Job
Write out the whole of the material exactly.

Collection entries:

▬▬▬

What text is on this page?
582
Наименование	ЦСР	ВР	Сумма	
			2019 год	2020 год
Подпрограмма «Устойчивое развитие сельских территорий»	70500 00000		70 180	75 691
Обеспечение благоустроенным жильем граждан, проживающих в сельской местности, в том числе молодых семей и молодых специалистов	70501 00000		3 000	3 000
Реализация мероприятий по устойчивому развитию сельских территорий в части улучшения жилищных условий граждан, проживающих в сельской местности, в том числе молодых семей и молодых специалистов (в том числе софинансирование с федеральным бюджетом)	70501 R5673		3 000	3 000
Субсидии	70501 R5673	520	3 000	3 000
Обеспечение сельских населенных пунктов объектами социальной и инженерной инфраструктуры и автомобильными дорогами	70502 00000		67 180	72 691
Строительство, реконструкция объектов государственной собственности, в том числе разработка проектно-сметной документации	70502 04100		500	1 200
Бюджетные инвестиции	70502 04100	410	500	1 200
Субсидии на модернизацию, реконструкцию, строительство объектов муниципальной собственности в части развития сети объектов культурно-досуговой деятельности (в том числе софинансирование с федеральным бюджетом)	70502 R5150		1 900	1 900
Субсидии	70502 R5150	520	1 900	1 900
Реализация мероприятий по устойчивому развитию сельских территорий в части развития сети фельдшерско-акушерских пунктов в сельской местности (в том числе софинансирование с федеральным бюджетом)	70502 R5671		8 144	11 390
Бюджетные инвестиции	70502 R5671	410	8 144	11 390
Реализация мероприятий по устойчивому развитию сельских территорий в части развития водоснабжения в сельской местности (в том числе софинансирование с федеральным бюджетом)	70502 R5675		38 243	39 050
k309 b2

▬▬▬

Solution to this problem
What text is on this page?
582
Наименование	ЦСР	ВР	Сумма	
			2019 год	2020 год
Подпрограмма «Устойчивое развитие сельских территорий»	70500 00000		70 180	75 691
Обеспечение благоустроенным жильем граждан, проживающих в сельской местности, в том числе молодых семей и молодых специалистов	70501 00000		3 000	3 000
Реализация мероприятий по устойчивому развитию сельских территорий в части улучшения жилищных условий граждан, проживающих в сельской местности, в том числе молодых семей и молодых специалистов (в том числе софинансирование с федеральным бюджетом)	70501 R5673		3 000	3 000
Субсидии	70501 R5673	520	3 000	3 000
Обеспечение сельских населенных пунктов объектами социальной и инженерной инфраструктуры и автомобильными дорогами	70502 00000		67 180	72 691
Строительство, реконструкция объектов государственной собственности, в том числе разработка проектно-сметной документации	70502 04100		500	1 200
Бюджетные инвестиции	70502 04100	410	500	1 200
Субсидии на модернизацию, реконструкцию, строительство объектов муниципальной собственности в части развития сети объектов культурно-досуговой деятельности (в том числе софинансирование с федеральным бюджетом)	70502 R5150		1 900	1 900
Субсидии	70502 R5150	520	1 900	1 900
Реализация мероприятий по устойчивому развитию сельских территорий в части развития сети фельдшерско-акушерских пунктов в сельской местности (в том числе софинансирование с федеральным бюджетом)	70502 R5671		8 144	11 390
Бюджетные инвестиции	70502 R5671	410	8 144	11 390
Реализация мероприятий по устойчивому развитию сельских территорий в части развития водоснабжения в сельской местности (в том числе софинансирование с федеральным бюджетом)	70502 R5675		38 243	39 050
k309 b2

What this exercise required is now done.